## Task instructions
Output the records exactly as they appear, with no pictures included.

━━━━━━

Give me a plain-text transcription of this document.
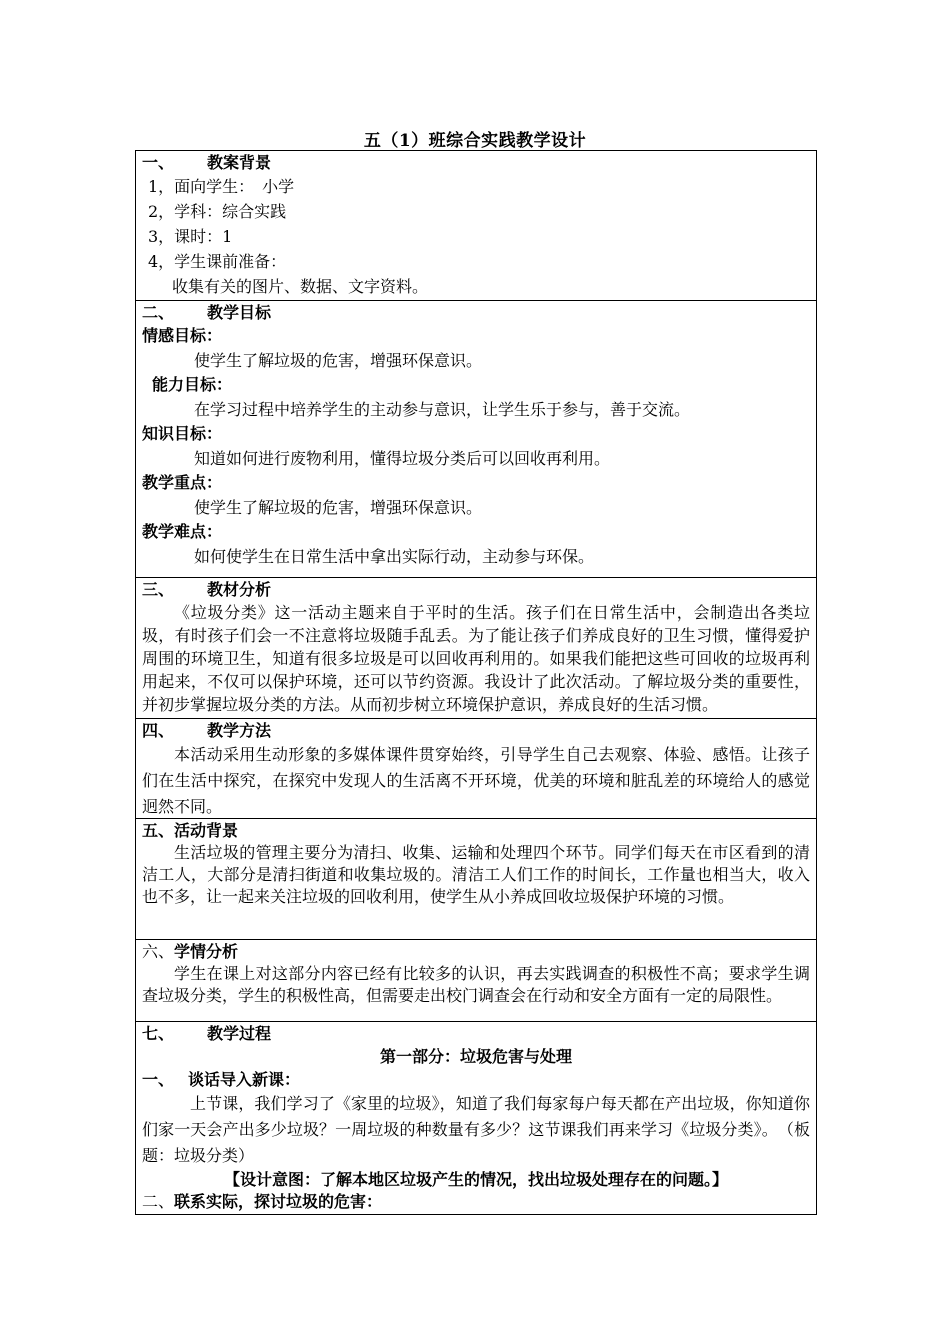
五（1）班综合实践教学设计
一、 教案背景
1，面向学生：　小学
2，学科：综合实践
3，课时：1
4，学生课前准备：
收集有关的图片、数据、文字资料。
二、 教学目标
情感目标：
使学生了解垃圾的危害，增强环保意识。
能力目标：
在学习过程中培养学生的主动参与意识，让学生乐于参与，善于交流。
知识目标：
知道如何进行废物利用，懂得垃圾分类后可以回收再利用。
教学重点：
使学生了解垃圾的危害，增强环保意识。
教学难点：
如何使学生在日常生活中拿出实际行动，主动参与环保。
三、 教材分析
《垃圾分类》这一活动主题来自于平时的生活。孩子们在日常生活中，会制造出各类垃圾，有时孩子们会一不注意将垃圾随手乱丢。为了能让孩子们养成良好的卫生习惯，懂得爱护周围的环境卫生，知道有很多垃圾是可以回收再利用的。如果我们能把这些可回收的垃圾再利用起来，不仅可以保护环境，还可以节约资源。我设计了此次活动。了解垃圾分类的重要性，并初步掌握垃圾分类的方法。从而初步树立环境保护意识，养成良好的生活习惯。
四、 教学方法
本活动采用生动形象的多媒体课件贯穿始终，引导学生自己去观察、体验、感悟。让孩子们在生活中探究，在探究中发现人的生活离不开环境，优美的环境和脏乱差的环境给人的感觉迥然不同。
五、活动背景
生活垃圾的管理主要分为清扫、收集、运输和处理四个环节。同学们每天在市区看到的清洁工人，大部分是清扫街道和收集垃圾的。清洁工人们工作的时间长，工作量也相当大，收入也不多，让一起来关注垃圾的回收利用，使学生从小养成回收垃圾保护环境的习惯。
六、学情分析
学生在课上对这部分内容已经有比较多的认识，再去实践调查的积极性不高；要求学生调查垃圾分类，学生的积极性高，但需要走出校门调查会在行动和安全方面有一定的局限性。
七、 教学过程
第一部分：垃圾危害与处理
一、 谈话导入新课：
上节课，我们学习了《家里的垃圾》，知道了我们每家每户每天都在产出垃圾，你知道你们家一天会产出多少垃圾？一周垃圾的种数量有多少？这节课我们再来学习《垃圾分类》。　（板题：垃圾分类）
【设计意图：了解本地区垃圾产生的情况，找出垃圾处理存在的问题。】
二、联系实际，探讨垃圾的危害：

━━━━━━

## Complete output
Give me a plain-text transcription of this document.
五（1）班综合实践教学设计
一、 教案背景
1，面向学生：　小学
2，学科：综合实践
3，课时：1
4，学生课前准备：
收集有关的图片、数据、文字资料。
二、 教学目标
情感目标：
使学生了解垃圾的危害，增强环保意识。
能力目标：
在学习过程中培养学生的主动参与意识，让学生乐于参与，善于交流。
知识目标：
知道如何进行废物利用，懂得垃圾分类后可以回收再利用。
教学重点：
使学生了解垃圾的危害，增强环保意识。
教学难点：
如何使学生在日常生活中拿出实际行动，主动参与环保。
三、 教材分析
《垃圾分类》这一活动主题来自于平时的生活。孩子们在日常生活中，会制造出各类垃圾，有时孩子们会一不注意将垃圾随手乱丢。为了能让孩子们养成良好的卫生习惯，懂得爱护周围的环境卫生，知道有很多垃圾是可以回收再利用的。如果我们能把这些可回收的垃圾再利用起来，不仅可以保护环境，还可以节约资源。我设计了此次活动。了解垃圾分类的重要性，并初步掌握垃圾分类的方法。从而初步树立环境保护意识，养成良好的生活习惯。
四、 教学方法
本活动采用生动形象的多媒体课件贯穿始终，引导学生自己去观察、体验、感悟。让孩子们在生活中探究，在探究中发现人的生活离不开环境，优美的环境和脏乱差的环境给人的感觉迥然不同。
五、活动背景
生活垃圾的管理主要分为清扫、收集、运输和处理四个环节。同学们每天在市区看到的清洁工人，大部分是清扫街道和收集垃圾的。清洁工人们工作的时间长，工作量也相当大，收入也不多，让一起来关注垃圾的回收利用，使学生从小养成回收垃圾保护环境的习惯。
六、学情分析
学生在课上对这部分内容已经有比较多的认识，再去实践调查的积极性不高；要求学生调查垃圾分类，学生的积极性高，但需要走出校门调查会在行动和安全方面有一定的局限性。
七、 教学过程
第一部分：垃圾危害与处理
一、 谈话导入新课：
上节课，我们学习了《家里的垃圾》，知道了我们每家每户每天都在产出垃圾，你知道你们家一天会产出多少垃圾？一周垃圾的种数量有多少？这节课我们再来学习《垃圾分类》。　（板题：垃圾分类）
【设计意图：了解本地区垃圾产生的情况，找出垃圾处理存在的问题。】
二、联系实际，探讨垃圾的危害：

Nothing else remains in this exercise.